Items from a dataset
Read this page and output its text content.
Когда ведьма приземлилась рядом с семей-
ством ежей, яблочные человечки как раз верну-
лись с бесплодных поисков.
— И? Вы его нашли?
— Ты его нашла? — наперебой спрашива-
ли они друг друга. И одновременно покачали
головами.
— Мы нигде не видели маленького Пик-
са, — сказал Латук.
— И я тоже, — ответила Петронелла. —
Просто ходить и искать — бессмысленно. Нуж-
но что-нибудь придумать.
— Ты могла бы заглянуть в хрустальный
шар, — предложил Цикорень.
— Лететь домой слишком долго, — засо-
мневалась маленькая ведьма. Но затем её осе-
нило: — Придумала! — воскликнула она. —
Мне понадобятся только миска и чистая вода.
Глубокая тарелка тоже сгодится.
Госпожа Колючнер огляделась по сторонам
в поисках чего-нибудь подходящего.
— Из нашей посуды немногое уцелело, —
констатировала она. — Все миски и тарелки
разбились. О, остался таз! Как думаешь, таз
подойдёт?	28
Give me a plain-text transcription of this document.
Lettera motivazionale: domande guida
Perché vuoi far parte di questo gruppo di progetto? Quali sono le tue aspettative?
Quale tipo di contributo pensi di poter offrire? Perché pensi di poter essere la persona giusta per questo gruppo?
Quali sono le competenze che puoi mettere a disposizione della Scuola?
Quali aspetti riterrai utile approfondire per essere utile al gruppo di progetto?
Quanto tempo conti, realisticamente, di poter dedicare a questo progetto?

### TASK DETAILS
Please reproduce every line of the material word for word.

### REPLY TO THE EXERCISE
Read this page and output its text content.
Когда ведьма приземлилась рядом с семей-
ством ежей, яблочные человечки как раз верну-
лись с бесплодных поисков.
— И? Вы его нашли?
— Ты его нашла? — наперебой спрашива-
ли они друг друга. И одновременно покачали
головами.
— Мы нигде не видели маленького Пик-
са, — сказал Латук.
— И я тоже, — ответила Петронелла. —
Просто ходить и искать — бессмысленно. Нуж-
но что-нибудь придумать.
— Ты могла бы заглянуть в хрустальный
шар, — предложил Цикорень.
— Лететь домой слишком долго, — засо-
мневалась маленькая ведьма. Но затем её осе-
нило: — Придумала! — воскликнула она. —
Мне понадобятся только миска и чистая вода.
Глубокая тарелка тоже сгодится.
Госпожа Колючнер огляделась по сторонам
в поисках чего-нибудь подходящего.
— Из нашей посуды немногое уцелело, —
констатировала она. — Все миски и тарелки
разбились. О, остался таз! Как думаешь, таз
подойдёт?	28
Give me a plain-text transcription of this document.
Lettera motivazionale: domande guida
Perché vuoi far parte di questo gruppo di progetto? Quali sono le tue aspettative?
Quale tipo di contributo pensi di poter offrire? Perché pensi di poter essere la persona giusta per questo gruppo?
Quali sono le competenze che puoi mettere a disposizione della Scuola?
Quali aspetti riterrai utile approfondire per essere utile al gruppo di progetto?
Quanto tempo conti, realisticamente, di poter dedicare a questo progetto?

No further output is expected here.